◆ Exercise aim
Drop the pictures, then extract the listing word for word.

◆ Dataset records
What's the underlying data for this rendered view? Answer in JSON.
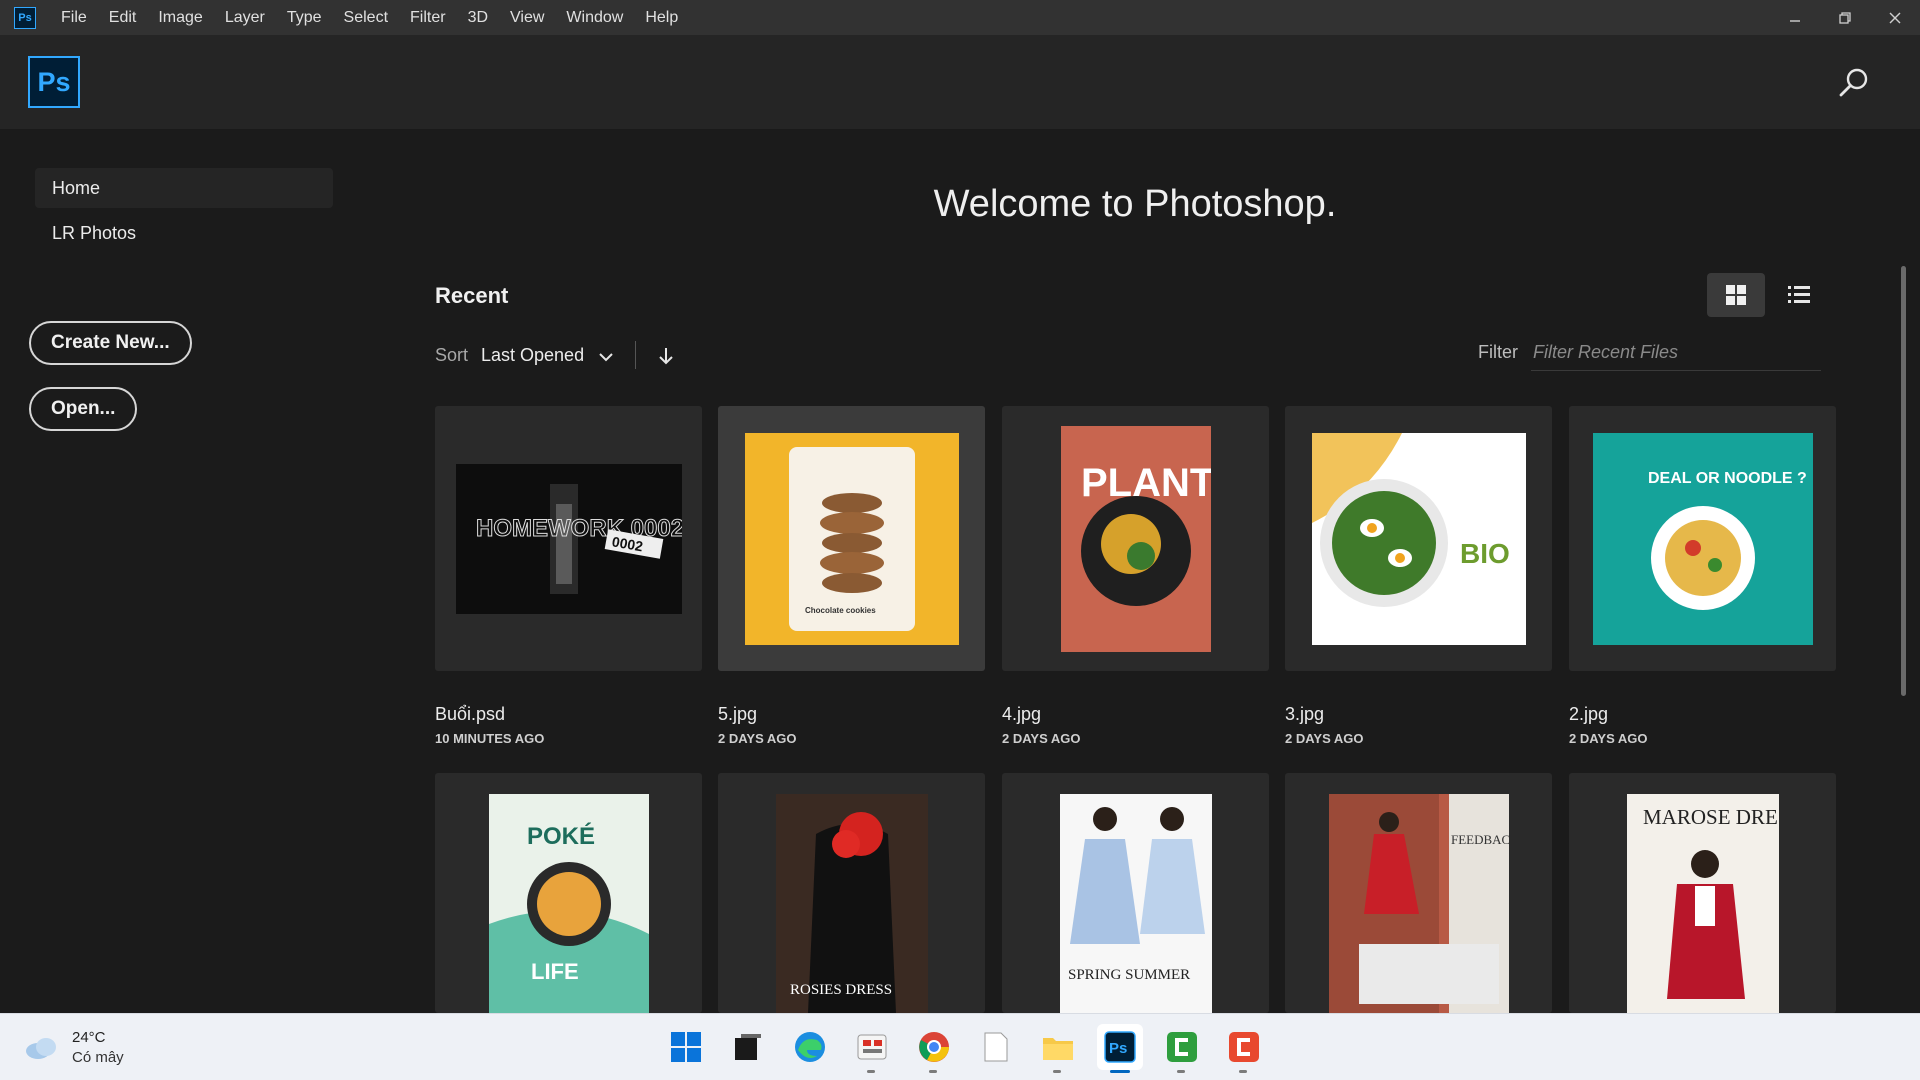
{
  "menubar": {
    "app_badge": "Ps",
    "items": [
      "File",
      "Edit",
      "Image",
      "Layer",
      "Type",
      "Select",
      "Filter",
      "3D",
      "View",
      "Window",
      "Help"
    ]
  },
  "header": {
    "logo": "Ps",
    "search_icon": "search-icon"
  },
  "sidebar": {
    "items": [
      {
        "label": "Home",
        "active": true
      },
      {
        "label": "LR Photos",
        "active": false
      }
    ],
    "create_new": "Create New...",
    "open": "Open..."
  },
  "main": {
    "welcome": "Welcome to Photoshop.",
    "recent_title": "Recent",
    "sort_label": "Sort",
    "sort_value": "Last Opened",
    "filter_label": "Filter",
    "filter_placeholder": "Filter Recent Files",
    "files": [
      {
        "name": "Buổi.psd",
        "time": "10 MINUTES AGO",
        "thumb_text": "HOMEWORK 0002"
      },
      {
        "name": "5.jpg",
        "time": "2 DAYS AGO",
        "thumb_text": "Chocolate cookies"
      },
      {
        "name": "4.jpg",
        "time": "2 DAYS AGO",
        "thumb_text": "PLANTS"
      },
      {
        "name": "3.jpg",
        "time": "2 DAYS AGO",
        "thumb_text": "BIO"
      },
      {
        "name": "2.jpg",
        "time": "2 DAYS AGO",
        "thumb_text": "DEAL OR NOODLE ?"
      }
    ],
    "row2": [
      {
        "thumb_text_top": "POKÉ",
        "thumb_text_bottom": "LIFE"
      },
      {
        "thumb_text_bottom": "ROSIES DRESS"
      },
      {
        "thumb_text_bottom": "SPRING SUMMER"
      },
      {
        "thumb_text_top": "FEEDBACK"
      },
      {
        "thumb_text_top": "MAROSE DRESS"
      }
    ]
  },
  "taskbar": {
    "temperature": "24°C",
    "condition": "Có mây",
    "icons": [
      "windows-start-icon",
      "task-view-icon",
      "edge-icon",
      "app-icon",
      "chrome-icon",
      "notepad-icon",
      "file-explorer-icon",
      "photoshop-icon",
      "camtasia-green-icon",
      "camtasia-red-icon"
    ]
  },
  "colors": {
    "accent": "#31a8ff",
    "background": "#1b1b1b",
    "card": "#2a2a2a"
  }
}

◆ Final answer
What's the underlying data for this rendered view? Answer in JSON.
{
  "menubar": {
    "app_badge": "Ps",
    "items": [
      "File",
      "Edit",
      "Image",
      "Layer",
      "Type",
      "Select",
      "Filter",
      "3D",
      "View",
      "Window",
      "Help"
    ]
  },
  "header": {
    "logo": "Ps",
    "search_icon": "search-icon"
  },
  "sidebar": {
    "items": [
      {
        "label": "Home",
        "active": true
      },
      {
        "label": "LR Photos",
        "active": false
      }
    ],
    "create_new": "Create New...",
    "open": "Open..."
  },
  "main": {
    "welcome": "Welcome to Photoshop.",
    "recent_title": "Recent",
    "sort_label": "Sort",
    "sort_value": "Last Opened",
    "filter_label": "Filter",
    "filter_placeholder": "Filter Recent Files",
    "files": [
      {
        "name": "Buổi.psd",
        "time": "10 MINUTES AGO",
        "thumb_text": "HOMEWORK 0002"
      },
      {
        "name": "5.jpg",
        "time": "2 DAYS AGO",
        "thumb_text": "Chocolate cookies"
      },
      {
        "name": "4.jpg",
        "time": "2 DAYS AGO",
        "thumb_text": "PLANTS"
      },
      {
        "name": "3.jpg",
        "time": "2 DAYS AGO",
        "thumb_text": "BIO"
      },
      {
        "name": "2.jpg",
        "time": "2 DAYS AGO",
        "thumb_text": "DEAL OR NOODLE ?"
      }
    ],
    "row2": [
      {
        "thumb_text_top": "POKÉ",
        "thumb_text_bottom": "LIFE"
      },
      {
        "thumb_text_bottom": "ROSIES DRESS"
      },
      {
        "thumb_text_bottom": "SPRING SUMMER"
      },
      {
        "thumb_text_top": "FEEDBACK"
      },
      {
        "thumb_text_top": "MAROSE DRESS"
      }
    ]
  },
  "taskbar": {
    "temperature": "24°C",
    "condition": "Có mây",
    "icons": [
      "windows-start-icon",
      "task-view-icon",
      "edge-icon",
      "app-icon",
      "chrome-icon",
      "notepad-icon",
      "file-explorer-icon",
      "photoshop-icon",
      "camtasia-green-icon",
      "camtasia-red-icon"
    ]
  },
  "colors": {
    "accent": "#31a8ff",
    "background": "#1b1b1b",
    "card": "#2a2a2a"
  }
}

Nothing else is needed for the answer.